┌─ Task data

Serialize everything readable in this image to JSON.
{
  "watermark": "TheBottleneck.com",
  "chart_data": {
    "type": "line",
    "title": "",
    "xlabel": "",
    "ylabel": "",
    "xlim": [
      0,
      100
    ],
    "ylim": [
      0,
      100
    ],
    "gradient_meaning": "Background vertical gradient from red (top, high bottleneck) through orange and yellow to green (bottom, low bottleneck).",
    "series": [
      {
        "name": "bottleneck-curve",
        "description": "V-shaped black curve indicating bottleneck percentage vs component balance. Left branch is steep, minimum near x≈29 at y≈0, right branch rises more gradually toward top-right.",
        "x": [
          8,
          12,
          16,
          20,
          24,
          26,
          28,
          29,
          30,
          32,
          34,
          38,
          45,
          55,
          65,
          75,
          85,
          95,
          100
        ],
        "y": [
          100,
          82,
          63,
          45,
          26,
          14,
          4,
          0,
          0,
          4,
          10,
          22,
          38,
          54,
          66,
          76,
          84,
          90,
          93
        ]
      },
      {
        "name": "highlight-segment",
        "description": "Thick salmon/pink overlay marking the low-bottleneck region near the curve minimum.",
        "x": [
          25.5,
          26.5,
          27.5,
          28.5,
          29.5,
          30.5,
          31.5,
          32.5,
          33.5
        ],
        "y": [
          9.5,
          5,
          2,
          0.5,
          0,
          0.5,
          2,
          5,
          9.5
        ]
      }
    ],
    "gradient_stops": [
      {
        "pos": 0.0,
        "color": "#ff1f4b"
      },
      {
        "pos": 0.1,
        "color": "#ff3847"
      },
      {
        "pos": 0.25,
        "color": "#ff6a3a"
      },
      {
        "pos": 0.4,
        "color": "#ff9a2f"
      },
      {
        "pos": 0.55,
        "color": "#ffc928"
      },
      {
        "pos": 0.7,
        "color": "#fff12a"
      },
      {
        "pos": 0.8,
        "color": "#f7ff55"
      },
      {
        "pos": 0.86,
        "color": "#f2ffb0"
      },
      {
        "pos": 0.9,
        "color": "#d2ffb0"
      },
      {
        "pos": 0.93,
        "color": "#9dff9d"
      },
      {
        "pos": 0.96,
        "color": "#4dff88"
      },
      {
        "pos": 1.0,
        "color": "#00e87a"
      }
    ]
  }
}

└─

Extract the entries above verbatim.

Serialize everything readable in this image to JSON.
{
  "watermark": "TheBottleneck.com",
  "chart_data": {
    "type": "line",
    "title": "",
    "xlabel": "",
    "ylabel": "",
    "xlim": [
      0,
      100
    ],
    "ylim": [
      0,
      100
    ],
    "gradient_meaning": "Background vertical gradient from red (top, high bottleneck) through orange and yellow to green (bottom, low bottleneck).",
    "series": [
      {
        "name": "bottleneck-curve",
        "description": "V-shaped black curve indicating bottleneck percentage vs component balance. Left branch is steep, minimum near x≈29 at y≈0, right branch rises more gradually toward top-right.",
        "x": [
          8,
          12,
          16,
          20,
          24,
          26,
          28,
          29,
          30,
          32,
          34,
          38,
          45,
          55,
          65,
          75,
          85,
          95,
          100
        ],
        "y": [
          100,
          82,
          63,
          45,
          26,
          14,
          4,
          0,
          0,
          4,
          10,
          22,
          38,
          54,
          66,
          76,
          84,
          90,
          93
        ]
      },
      {
        "name": "highlight-segment",
        "description": "Thick salmon/pink overlay marking the low-bottleneck region near the curve minimum.",
        "x": [
          25.5,
          26.5,
          27.5,
          28.5,
          29.5,
          30.5,
          31.5,
          32.5,
          33.5
        ],
        "y": [
          9.5,
          5,
          2,
          0.5,
          0,
          0.5,
          2,
          5,
          9.5
        ]
      }
    ],
    "gradient_stops": [
      {
        "pos": 0.0,
        "color": "#ff1f4b"
      },
      {
        "pos": 0.1,
        "color": "#ff3847"
      },
      {
        "pos": 0.25,
        "color": "#ff6a3a"
      },
      {
        "pos": 0.4,
        "color": "#ff9a2f"
      },
      {
        "pos": 0.55,
        "color": "#ffc928"
      },
      {
        "pos": 0.7,
        "color": "#fff12a"
      },
      {
        "pos": 0.8,
        "color": "#f7ff55"
      },
      {
        "pos": 0.86,
        "color": "#f2ffb0"
      },
      {
        "pos": 0.9,
        "color": "#d2ffb0"
      },
      {
        "pos": 0.93,
        "color": "#9dff9d"
      },
      {
        "pos": 0.96,
        "color": "#4dff88"
      },
      {
        "pos": 1.0,
        "color": "#00e87a"
      }
    ]
  }
}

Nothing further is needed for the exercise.